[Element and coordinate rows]
>>>
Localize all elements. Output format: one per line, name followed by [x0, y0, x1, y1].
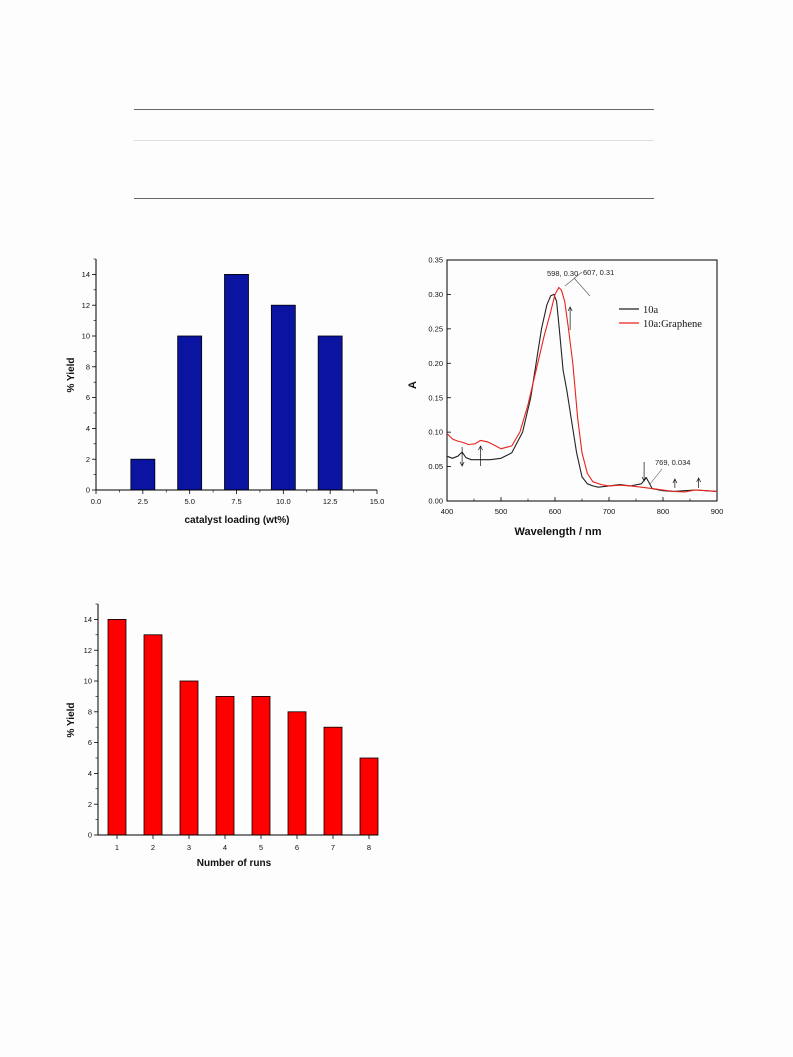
y-axis-label: % Yield: [66, 702, 77, 737]
bar-5: [177, 335, 203, 491]
y-tick-label: 0.00: [428, 497, 443, 506]
x-axis-label: Wavelength / nm: [515, 526, 602, 538]
y-tick-label: 8: [86, 362, 90, 371]
x-tick-label: 700: [603, 507, 616, 516]
arrow-head-icon: [672, 478, 678, 484]
y-tick-label: 12: [82, 301, 90, 310]
arrow-head-icon: [459, 461, 465, 467]
table-header-rule: [134, 140, 654, 141]
y-axis-label: A: [407, 381, 419, 389]
y-tick-label: 0: [86, 486, 90, 495]
arrow-head-icon: [696, 477, 701, 483]
y-tick-label: 0.05: [428, 462, 443, 471]
bar-run-3: [179, 680, 199, 836]
x-tick-label: 1: [115, 843, 119, 852]
y-tick-label: 8: [88, 707, 92, 716]
bar-run-4: [215, 696, 235, 836]
x-tick-label: 500: [495, 507, 508, 516]
table-bottom-rule: [134, 198, 654, 199]
x-tick-label: 600: [549, 507, 562, 516]
x-tick-label: 0.0: [91, 497, 101, 506]
x-tick-label: 12.5: [323, 497, 338, 506]
x-tick-label: 4: [223, 843, 227, 852]
bar-run-7: [323, 726, 343, 836]
x-tick-label: 15.0: [370, 497, 385, 506]
annotation-label: 607, 0.31: [583, 268, 614, 277]
y-tick-label: 14: [84, 615, 92, 624]
x-tick-label: 2.5: [138, 497, 148, 506]
legend-entry: 10a: [643, 305, 659, 316]
table-top-rule: [134, 109, 654, 110]
series-line-1: [446, 286, 718, 493]
annotation-leader: [564, 271, 583, 287]
arrow-head-icon: [641, 476, 647, 482]
bar-10: [270, 304, 296, 491]
y-tick-label: 12: [84, 646, 92, 655]
annotation-label: 769, 0.034: [655, 458, 690, 467]
y-tick-label: 10: [84, 677, 92, 686]
y-tick-label: 0.15: [428, 393, 443, 402]
arrow-head-icon: [478, 445, 483, 451]
y-tick-label: 6: [86, 393, 90, 402]
bar-run-5: [251, 696, 271, 836]
y-tick-label: 0.25: [428, 324, 443, 333]
x-tick-label: 900: [711, 507, 724, 516]
x-tick-label: 5.0: [184, 497, 194, 506]
bar-12.5: [317, 335, 343, 491]
x-tick-label: 7: [331, 843, 335, 852]
y-tick-label: 6: [88, 738, 92, 747]
y-tick-label: 4: [88, 769, 92, 778]
annotation-leader: [649, 468, 663, 485]
annotation-label: 598, 0.30: [547, 269, 578, 278]
x-tick-label: 3: [187, 843, 191, 852]
arrow-head-icon: [567, 306, 573, 312]
x-tick-label: 8: [367, 843, 371, 852]
legend-entry: 10a:Graphene: [643, 319, 702, 330]
bar-run-2: [143, 634, 163, 836]
y-tick-label: 0.10: [428, 428, 443, 437]
y-axis-label: % Yield: [66, 357, 77, 392]
y-tick-label: 0: [88, 831, 92, 840]
x-axis-label: catalyst loading (wt%): [184, 515, 289, 526]
y-tick-label: 14: [82, 270, 90, 279]
y-tick-label: 0.35: [428, 256, 443, 265]
bar-run-8: [359, 757, 379, 836]
y-tick-label: 2: [86, 455, 90, 464]
annotation-leader: [573, 277, 591, 297]
y-tick-label: 0.30: [428, 290, 443, 299]
x-tick-label: 2: [151, 843, 155, 852]
x-tick-label: 400: [441, 507, 454, 516]
y-tick-label: 0.20: [428, 359, 443, 368]
y-tick-label: 2: [88, 800, 92, 809]
bar-run-6: [287, 711, 307, 836]
x-tick-label: 800: [657, 507, 670, 516]
bar-run-1: [107, 619, 127, 836]
x-tick-label: 5: [259, 843, 263, 852]
x-axis-label: Number of runs: [197, 858, 272, 869]
x-tick-label: 7.5: [231, 497, 241, 506]
series-line-0: [446, 293, 718, 492]
y-tick-label: 4: [86, 424, 90, 433]
y-tick-label: 10: [82, 332, 90, 341]
x-tick-label: 10.0: [276, 497, 291, 506]
x-tick-label: 6: [295, 843, 299, 852]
<<<
EXERCISE OBJECTIVE
Copy every row above word for word, leaving out the pictures.

THE SOLUTION
Localize all elements. Output format: one per line, name followed by [x0, y0, x1, y1].
y-axis-label: % Yield: [66, 702, 77, 737]
bar-5: [177, 335, 203, 491]
y-tick-label: 0.00: [428, 497, 443, 506]
x-axis-label: Wavelength / nm: [515, 526, 602, 538]
y-tick-label: 8: [86, 362, 90, 371]
x-tick-label: 700: [603, 507, 616, 516]
arrow-head-icon: [672, 478, 678, 484]
y-tick-label: 12: [82, 301, 90, 310]
arrow-head-icon: [459, 461, 465, 467]
table-header-rule: [134, 140, 654, 141]
y-axis-label: A: [407, 381, 419, 389]
y-tick-label: 0: [86, 486, 90, 495]
arrow-head-icon: [696, 477, 701, 483]
y-tick-label: 0.05: [428, 462, 443, 471]
bar-run-3: [179, 680, 199, 836]
x-tick-label: 1: [115, 843, 119, 852]
y-tick-label: 8: [88, 707, 92, 716]
bar-run-4: [215, 696, 235, 836]
x-tick-label: 500: [495, 507, 508, 516]
table-bottom-rule: [134, 198, 654, 199]
x-tick-label: 600: [549, 507, 562, 516]
x-tick-label: 0.0: [91, 497, 101, 506]
x-tick-label: 12.5: [323, 497, 338, 506]
x-tick-label: 4: [223, 843, 227, 852]
bar-run-7: [323, 726, 343, 836]
x-tick-label: 15.0: [370, 497, 385, 506]
annotation-label: 607, 0.31: [583, 268, 614, 277]
y-tick-label: 14: [84, 615, 92, 624]
x-tick-label: 2.5: [138, 497, 148, 506]
legend-entry: 10a: [643, 305, 659, 316]
table-top-rule: [134, 109, 654, 110]
series-line-1: [446, 286, 718, 493]
annotation-leader: [564, 271, 583, 287]
arrow-head-icon: [641, 476, 647, 482]
bar-10: [270, 304, 296, 491]
y-tick-label: 12: [84, 646, 92, 655]
annotation-label: 769, 0.034: [655, 458, 690, 467]
y-tick-label: 10: [84, 677, 92, 686]
y-tick-label: 0.15: [428, 393, 443, 402]
arrow-head-icon: [478, 445, 483, 451]
y-tick-label: 6: [86, 393, 90, 402]
bar-run-5: [251, 696, 271, 836]
y-tick-label: 0.25: [428, 324, 443, 333]
x-tick-label: 900: [711, 507, 724, 516]
x-tick-label: 5.0: [184, 497, 194, 506]
bar-12.5: [317, 335, 343, 491]
x-tick-label: 7: [331, 843, 335, 852]
y-tick-label: 6: [88, 738, 92, 747]
y-tick-label: 4: [88, 769, 92, 778]
annotation-leader: [649, 468, 663, 485]
annotation-label: 598, 0.30: [547, 269, 578, 278]
x-tick-label: 3: [187, 843, 191, 852]
arrow-head-icon: [567, 306, 573, 312]
x-tick-label: 8: [367, 843, 371, 852]
legend-entry: 10a:Graphene: [643, 319, 702, 330]
bar-run-2: [143, 634, 163, 836]
y-tick-label: 0.10: [428, 428, 443, 437]
y-axis-label: % Yield: [66, 357, 77, 392]
y-tick-label: 0: [88, 831, 92, 840]
x-axis-label: catalyst loading (wt%): [184, 515, 289, 526]
y-tick-label: 14: [82, 270, 90, 279]
y-tick-label: 0.35: [428, 256, 443, 265]
bar-run-8: [359, 757, 379, 836]
y-tick-label: 2: [86, 455, 90, 464]
annotation-leader: [573, 277, 591, 297]
y-tick-label: 0.30: [428, 290, 443, 299]
x-tick-label: 2: [151, 843, 155, 852]
x-tick-label: 400: [441, 507, 454, 516]
y-tick-label: 0.20: [428, 359, 443, 368]
y-tick-label: 2: [88, 800, 92, 809]
bar-run-6: [287, 711, 307, 836]
x-tick-label: 800: [657, 507, 670, 516]
bar-run-1: [107, 619, 127, 836]
x-tick-label: 5: [259, 843, 263, 852]
x-axis-label: Number of runs: [197, 858, 272, 869]
x-tick-label: 7.5: [231, 497, 241, 506]
series-line-0: [446, 293, 718, 492]
y-tick-label: 4: [86, 424, 90, 433]
y-tick-label: 10: [82, 332, 90, 341]
x-tick-label: 10.0: [276, 497, 291, 506]
x-tick-label: 6: [295, 843, 299, 852]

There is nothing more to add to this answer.